[Data records]
________
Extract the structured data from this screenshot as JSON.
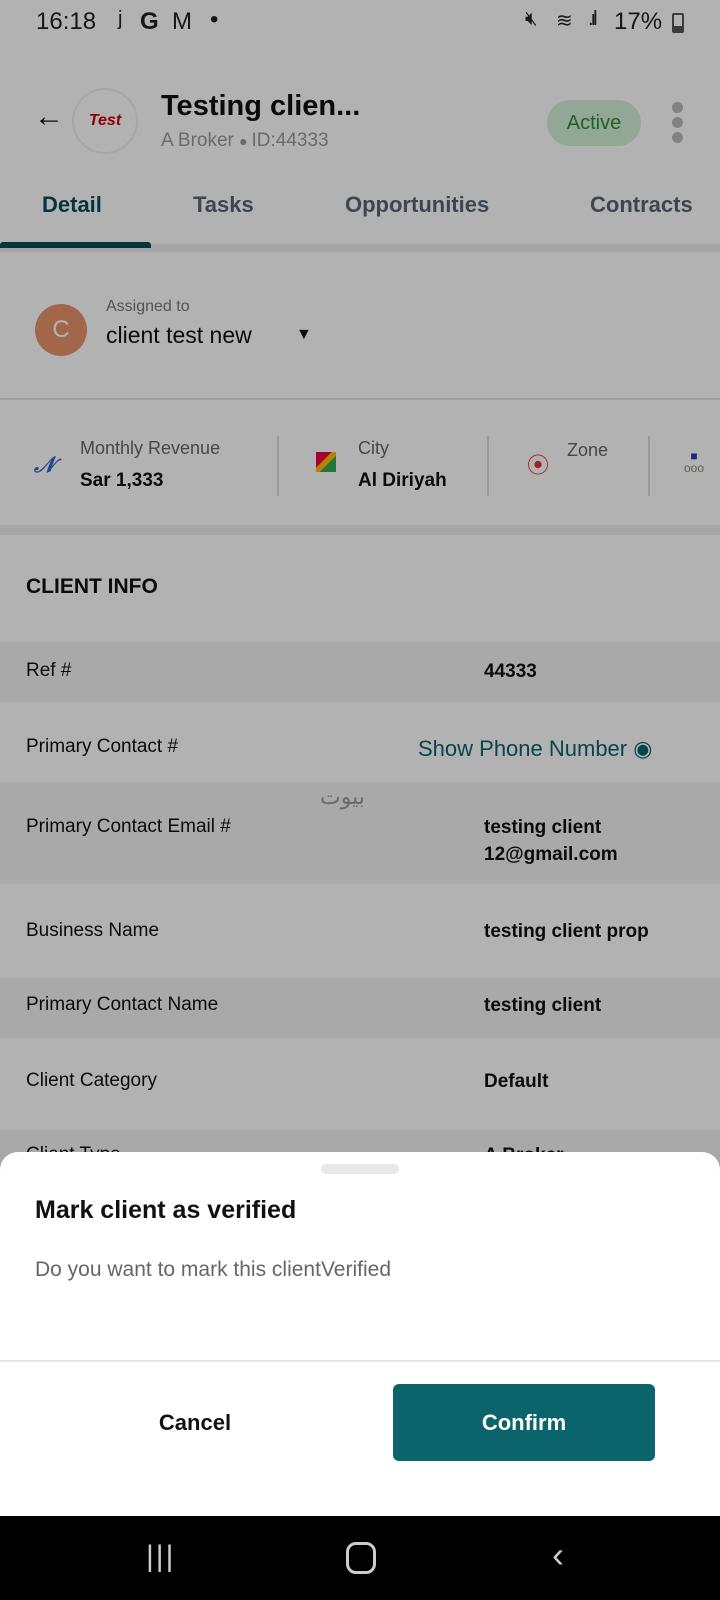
{
  "status_bar": {
    "time": "16:18",
    "notif_icons": [
      "j",
      "G",
      "M",
      "•"
    ],
    "battery": "17%"
  },
  "header": {
    "title": "Testing clien...",
    "subtitle_type": "A Broker",
    "subtitle_id": "ID:44333",
    "status": "Active",
    "logo_text": "Test"
  },
  "tabs": [
    {
      "label": "Detail",
      "active": true
    },
    {
      "label": "Tasks"
    },
    {
      "label": "Opportunities"
    },
    {
      "label": "Contracts"
    }
  ],
  "assigned": {
    "label": "Assigned to",
    "avatar": "C",
    "value": "client test new"
  },
  "stats": [
    {
      "label": "Monthly Revenue",
      "value": "Sar 1,333",
      "icon": "trend-line-icon"
    },
    {
      "label": "City",
      "value": "Al Diriyah",
      "icon": "map-icon"
    },
    {
      "label": "Zone",
      "value": "",
      "icon": "location-pin-icon"
    },
    {
      "icon": "hierarchy-icon"
    }
  ],
  "client_info": {
    "title": "CLIENT INFO",
    "rows": [
      {
        "key": "Ref #",
        "value": "44333"
      },
      {
        "key": "Primary Contact #",
        "value": "Show Phone Number"
      },
      {
        "key": "Primary Contact Email #",
        "value": "testing client\n12@gmail.com"
      },
      {
        "key": "Business Name",
        "value": "testing client prop"
      },
      {
        "key": "Primary Contact Name",
        "value": "testing client"
      },
      {
        "key": "Client Category",
        "value": "Default"
      },
      {
        "key": "Client Type",
        "value": "A Broker"
      }
    ]
  },
  "watermark": "بيوت",
  "dialog": {
    "title": "Mark client as verified",
    "message": "Do you want to mark this clientVerified",
    "cancel": "Cancel",
    "confirm": "Confirm"
  },
  "colors": {
    "primary": "#0b636b",
    "active_badge_bg": "#d3f0d8",
    "active_badge_text": "#2e8b3a"
  }
}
________
Brief = Among the lines of the listing, how many hold the string "value"? Respond with only the number.

Output of the task = 11